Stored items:
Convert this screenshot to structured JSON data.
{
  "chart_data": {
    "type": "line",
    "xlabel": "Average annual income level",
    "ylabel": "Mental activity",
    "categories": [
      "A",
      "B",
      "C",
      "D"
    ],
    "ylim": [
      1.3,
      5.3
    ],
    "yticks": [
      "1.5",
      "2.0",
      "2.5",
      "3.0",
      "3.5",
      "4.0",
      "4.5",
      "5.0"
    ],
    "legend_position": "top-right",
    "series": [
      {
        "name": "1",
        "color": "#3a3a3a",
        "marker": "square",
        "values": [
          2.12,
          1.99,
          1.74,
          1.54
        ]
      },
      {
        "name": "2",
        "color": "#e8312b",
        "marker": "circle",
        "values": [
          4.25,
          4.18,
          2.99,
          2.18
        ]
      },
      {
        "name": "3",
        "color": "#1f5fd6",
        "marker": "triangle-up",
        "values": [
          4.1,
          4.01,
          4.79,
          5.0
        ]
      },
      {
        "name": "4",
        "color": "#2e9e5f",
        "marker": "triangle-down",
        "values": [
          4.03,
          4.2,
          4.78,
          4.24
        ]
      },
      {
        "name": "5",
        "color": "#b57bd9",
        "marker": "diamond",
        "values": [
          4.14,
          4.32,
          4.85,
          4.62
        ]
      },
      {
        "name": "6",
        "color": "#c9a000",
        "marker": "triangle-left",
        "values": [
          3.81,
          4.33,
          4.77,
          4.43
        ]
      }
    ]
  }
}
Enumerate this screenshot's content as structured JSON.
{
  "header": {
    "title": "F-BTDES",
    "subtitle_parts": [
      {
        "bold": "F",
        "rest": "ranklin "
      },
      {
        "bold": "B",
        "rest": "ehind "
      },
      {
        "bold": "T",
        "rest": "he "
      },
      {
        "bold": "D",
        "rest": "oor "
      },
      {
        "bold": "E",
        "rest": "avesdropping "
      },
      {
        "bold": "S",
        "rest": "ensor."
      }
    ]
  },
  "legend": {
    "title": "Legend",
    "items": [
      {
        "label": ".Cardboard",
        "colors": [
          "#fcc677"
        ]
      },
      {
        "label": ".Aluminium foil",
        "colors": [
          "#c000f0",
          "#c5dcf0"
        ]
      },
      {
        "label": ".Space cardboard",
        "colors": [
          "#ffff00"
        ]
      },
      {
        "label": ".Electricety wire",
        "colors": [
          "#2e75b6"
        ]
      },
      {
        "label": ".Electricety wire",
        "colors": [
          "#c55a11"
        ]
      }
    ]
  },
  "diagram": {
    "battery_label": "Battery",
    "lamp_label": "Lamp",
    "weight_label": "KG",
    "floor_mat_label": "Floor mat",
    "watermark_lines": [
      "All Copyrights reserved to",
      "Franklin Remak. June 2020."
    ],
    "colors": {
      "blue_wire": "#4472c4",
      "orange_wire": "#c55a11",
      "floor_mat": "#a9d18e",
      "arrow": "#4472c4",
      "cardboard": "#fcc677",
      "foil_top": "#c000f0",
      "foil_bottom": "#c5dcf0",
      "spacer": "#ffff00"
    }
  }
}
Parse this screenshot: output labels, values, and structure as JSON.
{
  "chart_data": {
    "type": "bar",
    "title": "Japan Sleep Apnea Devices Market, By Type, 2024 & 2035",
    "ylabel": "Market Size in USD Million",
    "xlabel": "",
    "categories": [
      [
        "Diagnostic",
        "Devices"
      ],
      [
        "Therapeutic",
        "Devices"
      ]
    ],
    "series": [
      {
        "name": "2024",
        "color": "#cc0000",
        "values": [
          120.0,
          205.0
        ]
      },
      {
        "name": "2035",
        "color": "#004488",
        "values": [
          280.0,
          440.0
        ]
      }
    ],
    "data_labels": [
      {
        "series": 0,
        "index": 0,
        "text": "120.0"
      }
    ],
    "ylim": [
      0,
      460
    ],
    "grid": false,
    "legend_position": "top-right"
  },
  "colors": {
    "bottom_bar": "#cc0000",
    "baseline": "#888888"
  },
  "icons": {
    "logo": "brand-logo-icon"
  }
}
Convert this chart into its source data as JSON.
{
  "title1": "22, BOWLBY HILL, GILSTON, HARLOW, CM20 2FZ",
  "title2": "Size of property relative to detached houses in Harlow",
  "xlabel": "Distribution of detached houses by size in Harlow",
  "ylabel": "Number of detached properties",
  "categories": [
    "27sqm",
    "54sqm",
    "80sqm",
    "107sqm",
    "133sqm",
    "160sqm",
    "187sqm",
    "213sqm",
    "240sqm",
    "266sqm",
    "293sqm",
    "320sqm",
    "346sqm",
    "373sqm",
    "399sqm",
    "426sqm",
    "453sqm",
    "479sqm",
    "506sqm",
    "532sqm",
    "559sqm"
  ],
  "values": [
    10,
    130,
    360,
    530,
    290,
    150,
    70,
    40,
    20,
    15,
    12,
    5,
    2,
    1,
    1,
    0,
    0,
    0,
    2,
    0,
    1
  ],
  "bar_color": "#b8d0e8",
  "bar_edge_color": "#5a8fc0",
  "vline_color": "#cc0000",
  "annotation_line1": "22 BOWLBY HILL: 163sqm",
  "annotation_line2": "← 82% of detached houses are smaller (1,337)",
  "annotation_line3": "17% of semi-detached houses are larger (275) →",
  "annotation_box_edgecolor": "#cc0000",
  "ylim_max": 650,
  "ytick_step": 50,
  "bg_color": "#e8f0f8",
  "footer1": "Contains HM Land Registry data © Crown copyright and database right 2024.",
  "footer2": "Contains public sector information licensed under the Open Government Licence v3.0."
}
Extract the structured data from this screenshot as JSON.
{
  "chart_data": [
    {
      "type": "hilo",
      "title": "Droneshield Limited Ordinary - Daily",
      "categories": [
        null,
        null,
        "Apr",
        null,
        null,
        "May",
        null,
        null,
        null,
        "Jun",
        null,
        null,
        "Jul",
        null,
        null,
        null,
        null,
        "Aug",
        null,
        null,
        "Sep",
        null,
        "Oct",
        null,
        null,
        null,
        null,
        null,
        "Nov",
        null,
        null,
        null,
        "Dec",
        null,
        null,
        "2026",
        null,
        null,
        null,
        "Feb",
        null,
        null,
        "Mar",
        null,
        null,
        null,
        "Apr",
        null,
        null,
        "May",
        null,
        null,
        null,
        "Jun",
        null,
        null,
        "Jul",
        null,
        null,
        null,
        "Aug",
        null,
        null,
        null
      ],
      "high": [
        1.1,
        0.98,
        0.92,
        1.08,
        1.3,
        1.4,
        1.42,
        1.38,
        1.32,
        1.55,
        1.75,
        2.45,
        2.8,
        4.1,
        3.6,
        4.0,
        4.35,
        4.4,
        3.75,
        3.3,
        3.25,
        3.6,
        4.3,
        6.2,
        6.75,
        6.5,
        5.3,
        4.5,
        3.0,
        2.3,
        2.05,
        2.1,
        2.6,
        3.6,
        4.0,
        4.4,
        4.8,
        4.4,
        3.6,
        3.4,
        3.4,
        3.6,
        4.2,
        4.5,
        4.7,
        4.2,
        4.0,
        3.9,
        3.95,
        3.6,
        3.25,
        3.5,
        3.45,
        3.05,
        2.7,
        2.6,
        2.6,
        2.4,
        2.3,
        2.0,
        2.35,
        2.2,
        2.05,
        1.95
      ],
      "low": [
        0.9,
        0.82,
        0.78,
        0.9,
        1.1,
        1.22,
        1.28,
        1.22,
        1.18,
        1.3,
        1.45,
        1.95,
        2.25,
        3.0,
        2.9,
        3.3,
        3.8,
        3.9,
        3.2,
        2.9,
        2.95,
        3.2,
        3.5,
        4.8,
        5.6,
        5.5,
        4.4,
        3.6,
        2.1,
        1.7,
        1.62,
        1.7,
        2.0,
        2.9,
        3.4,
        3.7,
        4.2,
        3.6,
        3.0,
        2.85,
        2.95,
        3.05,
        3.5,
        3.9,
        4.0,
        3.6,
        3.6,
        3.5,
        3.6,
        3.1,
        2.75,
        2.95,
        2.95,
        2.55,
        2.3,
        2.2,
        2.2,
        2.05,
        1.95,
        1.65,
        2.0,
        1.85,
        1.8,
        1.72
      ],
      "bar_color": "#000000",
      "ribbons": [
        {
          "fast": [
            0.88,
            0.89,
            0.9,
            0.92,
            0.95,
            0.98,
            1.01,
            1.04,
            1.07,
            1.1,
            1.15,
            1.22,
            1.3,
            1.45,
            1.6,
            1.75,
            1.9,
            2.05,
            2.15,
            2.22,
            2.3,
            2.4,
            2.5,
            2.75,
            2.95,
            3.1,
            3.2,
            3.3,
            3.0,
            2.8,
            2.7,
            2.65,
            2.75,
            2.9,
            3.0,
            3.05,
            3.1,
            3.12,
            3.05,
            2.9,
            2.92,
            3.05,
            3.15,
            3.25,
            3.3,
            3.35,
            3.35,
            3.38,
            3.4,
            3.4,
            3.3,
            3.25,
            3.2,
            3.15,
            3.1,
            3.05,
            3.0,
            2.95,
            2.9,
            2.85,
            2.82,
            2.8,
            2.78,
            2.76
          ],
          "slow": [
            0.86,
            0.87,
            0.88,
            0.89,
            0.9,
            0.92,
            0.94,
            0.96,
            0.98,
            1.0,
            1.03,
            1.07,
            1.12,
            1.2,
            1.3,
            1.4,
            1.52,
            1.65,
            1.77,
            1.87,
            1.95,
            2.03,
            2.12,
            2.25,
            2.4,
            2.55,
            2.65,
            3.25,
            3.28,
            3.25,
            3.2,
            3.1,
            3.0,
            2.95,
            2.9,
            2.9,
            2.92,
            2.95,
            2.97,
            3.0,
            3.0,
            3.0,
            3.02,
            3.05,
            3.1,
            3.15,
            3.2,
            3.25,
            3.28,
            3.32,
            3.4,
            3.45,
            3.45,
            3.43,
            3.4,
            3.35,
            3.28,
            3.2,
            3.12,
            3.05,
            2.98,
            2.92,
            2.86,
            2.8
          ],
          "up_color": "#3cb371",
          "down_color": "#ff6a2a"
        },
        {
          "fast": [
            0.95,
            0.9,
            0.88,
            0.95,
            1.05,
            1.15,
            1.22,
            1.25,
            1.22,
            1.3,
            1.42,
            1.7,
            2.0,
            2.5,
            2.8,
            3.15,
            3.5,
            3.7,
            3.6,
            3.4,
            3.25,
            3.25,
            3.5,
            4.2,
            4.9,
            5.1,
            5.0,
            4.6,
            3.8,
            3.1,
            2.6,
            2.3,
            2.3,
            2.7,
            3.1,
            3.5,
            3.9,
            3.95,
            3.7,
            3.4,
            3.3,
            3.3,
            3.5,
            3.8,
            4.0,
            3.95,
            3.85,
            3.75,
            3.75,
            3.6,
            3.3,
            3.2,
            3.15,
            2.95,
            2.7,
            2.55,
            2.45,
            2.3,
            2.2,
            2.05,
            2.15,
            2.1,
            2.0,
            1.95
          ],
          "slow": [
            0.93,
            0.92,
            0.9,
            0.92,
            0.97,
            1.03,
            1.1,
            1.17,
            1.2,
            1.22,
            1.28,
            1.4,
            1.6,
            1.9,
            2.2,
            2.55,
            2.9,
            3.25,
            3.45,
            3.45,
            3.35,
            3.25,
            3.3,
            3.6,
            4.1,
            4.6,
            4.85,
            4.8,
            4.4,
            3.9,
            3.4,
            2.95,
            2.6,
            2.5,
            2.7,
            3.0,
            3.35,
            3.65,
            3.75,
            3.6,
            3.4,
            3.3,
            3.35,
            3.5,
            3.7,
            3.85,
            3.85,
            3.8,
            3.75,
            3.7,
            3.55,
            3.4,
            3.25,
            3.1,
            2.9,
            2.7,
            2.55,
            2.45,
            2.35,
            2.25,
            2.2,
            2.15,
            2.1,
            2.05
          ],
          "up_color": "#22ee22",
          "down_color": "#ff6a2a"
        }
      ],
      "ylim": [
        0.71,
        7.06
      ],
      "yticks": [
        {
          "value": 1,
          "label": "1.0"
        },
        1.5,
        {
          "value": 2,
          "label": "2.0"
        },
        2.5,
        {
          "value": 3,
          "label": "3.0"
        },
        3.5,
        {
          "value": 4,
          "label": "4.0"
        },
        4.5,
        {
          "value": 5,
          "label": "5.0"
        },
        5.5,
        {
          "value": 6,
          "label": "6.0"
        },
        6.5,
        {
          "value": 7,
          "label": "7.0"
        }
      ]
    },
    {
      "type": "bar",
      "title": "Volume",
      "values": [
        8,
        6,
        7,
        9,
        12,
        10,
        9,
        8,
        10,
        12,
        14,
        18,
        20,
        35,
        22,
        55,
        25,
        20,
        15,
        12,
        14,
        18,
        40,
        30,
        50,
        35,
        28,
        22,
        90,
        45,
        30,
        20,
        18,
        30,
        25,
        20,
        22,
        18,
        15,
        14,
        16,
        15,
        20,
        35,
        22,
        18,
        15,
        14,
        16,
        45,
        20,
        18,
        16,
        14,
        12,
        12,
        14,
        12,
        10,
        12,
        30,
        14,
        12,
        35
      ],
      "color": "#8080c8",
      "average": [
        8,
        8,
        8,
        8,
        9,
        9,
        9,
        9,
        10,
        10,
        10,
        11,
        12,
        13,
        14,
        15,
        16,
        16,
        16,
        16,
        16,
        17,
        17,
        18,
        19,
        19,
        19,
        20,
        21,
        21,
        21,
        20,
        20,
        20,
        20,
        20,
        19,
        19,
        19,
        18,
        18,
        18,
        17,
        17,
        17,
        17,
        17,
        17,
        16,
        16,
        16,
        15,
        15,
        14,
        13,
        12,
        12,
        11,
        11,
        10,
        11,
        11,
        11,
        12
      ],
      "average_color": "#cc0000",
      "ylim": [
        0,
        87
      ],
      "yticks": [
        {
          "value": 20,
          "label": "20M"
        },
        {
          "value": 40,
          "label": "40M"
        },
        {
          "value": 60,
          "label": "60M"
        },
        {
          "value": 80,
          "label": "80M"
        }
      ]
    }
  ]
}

_Set task_
From the records given above, copy all lines containing "JSON".

_Task answer_
Convert this screenshot to structured JSON data.
Enumerate this screenshot's content as structured JSON.
Parse this screenshot: output labels, values, and structure as JSON.
Convert this chart into its source data as JSON.
Extract the structured data from this screenshot as JSON.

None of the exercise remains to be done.